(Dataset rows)
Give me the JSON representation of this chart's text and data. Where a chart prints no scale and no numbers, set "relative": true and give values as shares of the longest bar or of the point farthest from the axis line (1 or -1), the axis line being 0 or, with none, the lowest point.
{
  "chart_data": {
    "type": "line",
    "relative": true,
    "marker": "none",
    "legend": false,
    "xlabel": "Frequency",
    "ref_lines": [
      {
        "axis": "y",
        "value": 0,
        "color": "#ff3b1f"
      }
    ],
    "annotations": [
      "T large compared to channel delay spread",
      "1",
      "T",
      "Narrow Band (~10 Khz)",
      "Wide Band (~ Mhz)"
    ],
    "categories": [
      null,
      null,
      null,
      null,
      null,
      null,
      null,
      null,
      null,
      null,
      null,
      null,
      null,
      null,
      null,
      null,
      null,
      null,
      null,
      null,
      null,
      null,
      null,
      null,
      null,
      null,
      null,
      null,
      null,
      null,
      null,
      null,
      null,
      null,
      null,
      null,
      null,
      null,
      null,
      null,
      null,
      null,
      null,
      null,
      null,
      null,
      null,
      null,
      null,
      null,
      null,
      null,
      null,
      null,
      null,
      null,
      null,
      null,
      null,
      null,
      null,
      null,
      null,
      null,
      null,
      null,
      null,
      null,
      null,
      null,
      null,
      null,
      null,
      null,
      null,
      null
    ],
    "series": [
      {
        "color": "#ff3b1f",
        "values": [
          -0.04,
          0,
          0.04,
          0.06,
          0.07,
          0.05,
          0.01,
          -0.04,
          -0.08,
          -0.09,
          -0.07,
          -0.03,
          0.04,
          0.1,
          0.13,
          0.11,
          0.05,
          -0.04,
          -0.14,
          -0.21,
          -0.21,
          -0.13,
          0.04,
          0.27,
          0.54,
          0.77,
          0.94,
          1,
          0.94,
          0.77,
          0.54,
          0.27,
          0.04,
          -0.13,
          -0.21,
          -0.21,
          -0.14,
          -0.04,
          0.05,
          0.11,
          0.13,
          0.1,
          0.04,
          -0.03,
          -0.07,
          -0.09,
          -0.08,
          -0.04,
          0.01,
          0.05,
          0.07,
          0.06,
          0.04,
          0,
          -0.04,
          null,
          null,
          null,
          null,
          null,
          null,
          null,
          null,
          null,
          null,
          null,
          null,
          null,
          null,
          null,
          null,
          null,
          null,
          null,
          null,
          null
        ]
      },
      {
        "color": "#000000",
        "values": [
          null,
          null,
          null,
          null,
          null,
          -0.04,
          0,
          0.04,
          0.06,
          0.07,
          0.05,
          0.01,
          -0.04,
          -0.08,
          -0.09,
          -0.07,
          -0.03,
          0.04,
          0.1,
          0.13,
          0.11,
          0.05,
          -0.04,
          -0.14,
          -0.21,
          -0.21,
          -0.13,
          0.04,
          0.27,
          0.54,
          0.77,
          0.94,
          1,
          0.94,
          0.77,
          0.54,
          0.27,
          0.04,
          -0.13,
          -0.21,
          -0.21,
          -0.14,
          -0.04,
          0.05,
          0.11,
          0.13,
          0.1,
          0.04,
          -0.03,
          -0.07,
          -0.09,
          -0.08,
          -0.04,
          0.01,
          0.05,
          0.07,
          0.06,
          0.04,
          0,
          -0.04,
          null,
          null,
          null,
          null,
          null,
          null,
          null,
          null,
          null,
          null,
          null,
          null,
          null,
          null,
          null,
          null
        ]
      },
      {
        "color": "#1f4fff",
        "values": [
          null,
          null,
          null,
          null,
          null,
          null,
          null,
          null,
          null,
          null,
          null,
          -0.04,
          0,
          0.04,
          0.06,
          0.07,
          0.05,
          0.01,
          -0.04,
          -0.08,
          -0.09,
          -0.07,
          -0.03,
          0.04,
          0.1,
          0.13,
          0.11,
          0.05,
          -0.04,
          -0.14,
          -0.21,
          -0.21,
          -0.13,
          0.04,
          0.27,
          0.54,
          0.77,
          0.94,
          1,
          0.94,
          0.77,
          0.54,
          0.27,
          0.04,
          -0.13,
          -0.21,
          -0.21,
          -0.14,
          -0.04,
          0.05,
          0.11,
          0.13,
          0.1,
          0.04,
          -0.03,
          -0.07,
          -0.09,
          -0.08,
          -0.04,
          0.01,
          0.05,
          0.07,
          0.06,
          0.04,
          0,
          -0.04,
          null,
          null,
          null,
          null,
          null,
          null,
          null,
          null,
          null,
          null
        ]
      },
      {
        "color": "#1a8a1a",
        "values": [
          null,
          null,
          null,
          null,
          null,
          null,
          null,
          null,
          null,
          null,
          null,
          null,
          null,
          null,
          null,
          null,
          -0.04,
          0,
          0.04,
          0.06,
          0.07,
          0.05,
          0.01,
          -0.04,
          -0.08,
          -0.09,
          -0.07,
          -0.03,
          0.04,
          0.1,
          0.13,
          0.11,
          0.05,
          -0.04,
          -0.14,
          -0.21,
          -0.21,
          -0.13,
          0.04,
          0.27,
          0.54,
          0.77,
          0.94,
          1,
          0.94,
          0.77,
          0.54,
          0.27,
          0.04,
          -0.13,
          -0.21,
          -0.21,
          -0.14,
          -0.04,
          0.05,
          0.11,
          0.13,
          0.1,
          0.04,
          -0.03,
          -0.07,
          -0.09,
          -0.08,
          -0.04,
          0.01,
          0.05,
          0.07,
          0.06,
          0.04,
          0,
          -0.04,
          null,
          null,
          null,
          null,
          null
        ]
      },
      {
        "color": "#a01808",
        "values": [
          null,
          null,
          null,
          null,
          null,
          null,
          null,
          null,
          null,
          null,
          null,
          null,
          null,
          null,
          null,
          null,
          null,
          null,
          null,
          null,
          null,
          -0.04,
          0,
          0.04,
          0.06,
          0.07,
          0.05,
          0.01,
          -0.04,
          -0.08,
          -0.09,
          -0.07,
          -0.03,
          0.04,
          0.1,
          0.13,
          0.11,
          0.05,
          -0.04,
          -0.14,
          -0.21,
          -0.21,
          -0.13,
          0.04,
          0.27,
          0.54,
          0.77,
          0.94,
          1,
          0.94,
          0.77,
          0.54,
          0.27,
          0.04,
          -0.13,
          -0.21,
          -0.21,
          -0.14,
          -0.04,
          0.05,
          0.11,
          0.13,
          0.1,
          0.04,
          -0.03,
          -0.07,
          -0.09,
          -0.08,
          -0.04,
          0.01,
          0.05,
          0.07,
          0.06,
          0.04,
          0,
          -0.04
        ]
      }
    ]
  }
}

Set task: Find every line in the records above that holds the word "relative", and copy each one.

Full response:
Give me the JSON representation of this chart's text and data. Where a chart prints no scale and no numbers, set "relative": true and give values as shares of the longest bar or of the point farthest from the axis line (1 or -1), the axis line being 0 or, with none, the lowest point.
    "relative": true,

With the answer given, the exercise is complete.